[[ EXTRACT PROVIDED, beginning ]]

Navigating the ups and downs of the job search is easier if we're prepared for the vulnerability associated with proving ourselves and the likelihood people will let us down, writes career expert Kourtney Whitehead. "[Let] it be a reminder to you about how you want to treat people in the future when the shoe is on the other foot," she writes.
People need to consistently state their professional goals online, on a resume and during an interview or risk decision-makers misunderstanding the purpose of their career experience, writes Tim Denning. If that happens, he offers ideas for how to steer a conversation back to your intended career trajectory.
Use positive examples from your work history when asked what management style you prefer, stating what you like versus what you don't, writes Kate Johanns. Familiarize yourself with definitions of these styles and which ones are most likely to apply to potential employers.

[[ EXTRACT PROVIDED, end ]]
[[ DATA LISTING, beginning ]]

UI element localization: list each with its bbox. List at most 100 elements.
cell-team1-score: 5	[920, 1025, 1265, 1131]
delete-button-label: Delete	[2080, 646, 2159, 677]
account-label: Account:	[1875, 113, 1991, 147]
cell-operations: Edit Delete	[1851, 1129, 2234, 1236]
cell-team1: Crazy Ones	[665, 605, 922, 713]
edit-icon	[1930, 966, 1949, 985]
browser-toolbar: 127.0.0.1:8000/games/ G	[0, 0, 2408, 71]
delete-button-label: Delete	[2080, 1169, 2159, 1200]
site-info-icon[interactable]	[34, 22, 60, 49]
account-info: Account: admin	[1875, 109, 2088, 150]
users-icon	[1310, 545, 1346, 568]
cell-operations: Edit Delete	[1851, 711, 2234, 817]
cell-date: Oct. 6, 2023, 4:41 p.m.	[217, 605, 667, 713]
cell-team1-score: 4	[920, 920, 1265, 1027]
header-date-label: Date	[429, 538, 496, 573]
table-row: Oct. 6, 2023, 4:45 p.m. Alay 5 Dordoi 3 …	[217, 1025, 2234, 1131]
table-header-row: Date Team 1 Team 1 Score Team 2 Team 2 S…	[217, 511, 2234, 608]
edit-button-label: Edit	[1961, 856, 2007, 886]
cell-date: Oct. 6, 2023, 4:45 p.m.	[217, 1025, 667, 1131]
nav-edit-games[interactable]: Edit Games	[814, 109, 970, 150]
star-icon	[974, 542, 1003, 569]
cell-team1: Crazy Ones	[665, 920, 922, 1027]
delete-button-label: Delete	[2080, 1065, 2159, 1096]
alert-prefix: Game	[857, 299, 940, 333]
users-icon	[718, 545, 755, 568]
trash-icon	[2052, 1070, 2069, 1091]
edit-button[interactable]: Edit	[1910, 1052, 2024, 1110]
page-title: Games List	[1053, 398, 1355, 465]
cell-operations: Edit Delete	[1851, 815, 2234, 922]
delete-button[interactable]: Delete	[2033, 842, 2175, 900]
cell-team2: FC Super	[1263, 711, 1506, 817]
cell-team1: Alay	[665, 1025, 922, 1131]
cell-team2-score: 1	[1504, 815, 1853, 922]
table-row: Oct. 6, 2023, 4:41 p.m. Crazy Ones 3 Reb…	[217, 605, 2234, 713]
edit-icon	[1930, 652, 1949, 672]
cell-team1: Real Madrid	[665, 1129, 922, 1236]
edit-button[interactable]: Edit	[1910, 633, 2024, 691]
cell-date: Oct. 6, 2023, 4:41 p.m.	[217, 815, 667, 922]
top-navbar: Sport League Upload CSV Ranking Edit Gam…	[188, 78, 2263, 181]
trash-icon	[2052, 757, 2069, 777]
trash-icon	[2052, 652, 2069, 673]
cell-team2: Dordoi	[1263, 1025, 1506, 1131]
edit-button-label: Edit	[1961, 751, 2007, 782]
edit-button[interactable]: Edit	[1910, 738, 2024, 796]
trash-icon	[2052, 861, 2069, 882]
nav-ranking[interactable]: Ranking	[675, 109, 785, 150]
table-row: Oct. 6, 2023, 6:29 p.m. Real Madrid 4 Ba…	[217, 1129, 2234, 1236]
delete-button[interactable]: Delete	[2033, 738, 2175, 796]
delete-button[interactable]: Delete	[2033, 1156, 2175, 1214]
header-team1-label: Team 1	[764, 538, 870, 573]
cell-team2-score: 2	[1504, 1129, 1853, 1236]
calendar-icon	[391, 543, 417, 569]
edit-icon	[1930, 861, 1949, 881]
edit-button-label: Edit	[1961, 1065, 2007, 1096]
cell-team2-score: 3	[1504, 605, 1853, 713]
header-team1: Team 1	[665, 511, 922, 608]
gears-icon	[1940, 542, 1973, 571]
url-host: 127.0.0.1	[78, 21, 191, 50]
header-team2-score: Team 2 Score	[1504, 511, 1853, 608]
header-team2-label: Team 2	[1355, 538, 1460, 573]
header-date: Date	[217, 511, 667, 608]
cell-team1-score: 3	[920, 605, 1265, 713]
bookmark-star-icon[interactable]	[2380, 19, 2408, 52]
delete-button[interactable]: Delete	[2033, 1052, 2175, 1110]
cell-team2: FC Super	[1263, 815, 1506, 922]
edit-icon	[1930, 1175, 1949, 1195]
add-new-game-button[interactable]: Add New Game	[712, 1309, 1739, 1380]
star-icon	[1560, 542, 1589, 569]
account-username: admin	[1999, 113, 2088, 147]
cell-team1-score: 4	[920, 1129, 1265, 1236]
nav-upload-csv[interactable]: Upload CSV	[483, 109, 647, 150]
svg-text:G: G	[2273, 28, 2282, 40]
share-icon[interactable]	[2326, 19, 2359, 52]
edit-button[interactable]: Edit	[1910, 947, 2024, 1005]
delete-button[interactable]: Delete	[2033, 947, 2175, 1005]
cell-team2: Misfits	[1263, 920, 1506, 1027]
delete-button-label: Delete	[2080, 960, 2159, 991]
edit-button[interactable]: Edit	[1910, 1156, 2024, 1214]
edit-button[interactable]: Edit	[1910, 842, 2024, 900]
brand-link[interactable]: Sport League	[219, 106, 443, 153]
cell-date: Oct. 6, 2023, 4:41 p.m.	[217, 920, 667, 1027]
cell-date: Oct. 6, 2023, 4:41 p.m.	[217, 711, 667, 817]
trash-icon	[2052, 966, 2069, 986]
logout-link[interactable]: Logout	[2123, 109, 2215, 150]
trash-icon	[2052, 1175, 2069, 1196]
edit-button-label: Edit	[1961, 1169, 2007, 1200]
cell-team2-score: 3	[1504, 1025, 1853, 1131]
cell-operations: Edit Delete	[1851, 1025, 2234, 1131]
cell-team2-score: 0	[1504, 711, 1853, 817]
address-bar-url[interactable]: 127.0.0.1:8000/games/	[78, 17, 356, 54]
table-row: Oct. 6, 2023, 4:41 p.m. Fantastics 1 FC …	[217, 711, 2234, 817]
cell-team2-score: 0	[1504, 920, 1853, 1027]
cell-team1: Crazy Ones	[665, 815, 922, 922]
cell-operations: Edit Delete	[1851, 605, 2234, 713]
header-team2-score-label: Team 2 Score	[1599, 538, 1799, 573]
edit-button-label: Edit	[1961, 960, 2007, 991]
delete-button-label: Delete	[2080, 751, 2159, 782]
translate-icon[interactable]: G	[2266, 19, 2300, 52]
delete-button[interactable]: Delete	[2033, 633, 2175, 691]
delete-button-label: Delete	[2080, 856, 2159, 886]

[[ DATA LISTING, end ]]

**TASK LIST**.
(1) Rewrite the career advice passage from "People need to" up to and including "intended career trajectory.", changing "decision-makers" to "hiring managers".
(2) In the career advice passage, what does Kate Johanns say to familiarize yourself with?
(3) Extend the career advice passage with a further section picking up after its final sentence.
The records are separate material with no connection to the career advice passage.

**PER-TASK ANSWERS**.
(1)
People need to consistently state their professional goals online, on a resume and during an interview or risk hiring managers misunderstanding the purpose of their career experience, writes Tim Denning. If that happens, he offers ideas for how to steer a conversation back to your intended career trajectory.

(2) Definitions of management styles and which ones are most likely to apply to potential employers.

(3)
HR should embrace millennials' unique perspectives in the workplace, says Rachel Poon, HR business partner for Swatch Group. "My approach is tracing back to who these employees or millennials are: human," she says.
HR should start planning for Brexit's next phase and be in close contact with potentially affected employees, writes Julie Provino, founder of VeryHR. "Organisations must review their recruitment and benefits strategies if they want to remain compelling and keep current and future employees loyal and on-side," she writes.
Talk directly with high-potential employees to learn what they need out of development program rather than relying on anonymous feedback and surveys, writes RJ Heckman, Korn Ferry vice chairman. "In addition to mining survey data, it's important for HR managers to have in-person discussions with high-potential employees," Heckman writes.
One way to attract and keep Gen Z employees is to give them time off for volunteering, writes Sue Urses from Ivanti. "As these younger workers start families, being able to accommodate family life, work commitment and volunteering will require employers to also be more flexible in their benefits programs," writes Urses.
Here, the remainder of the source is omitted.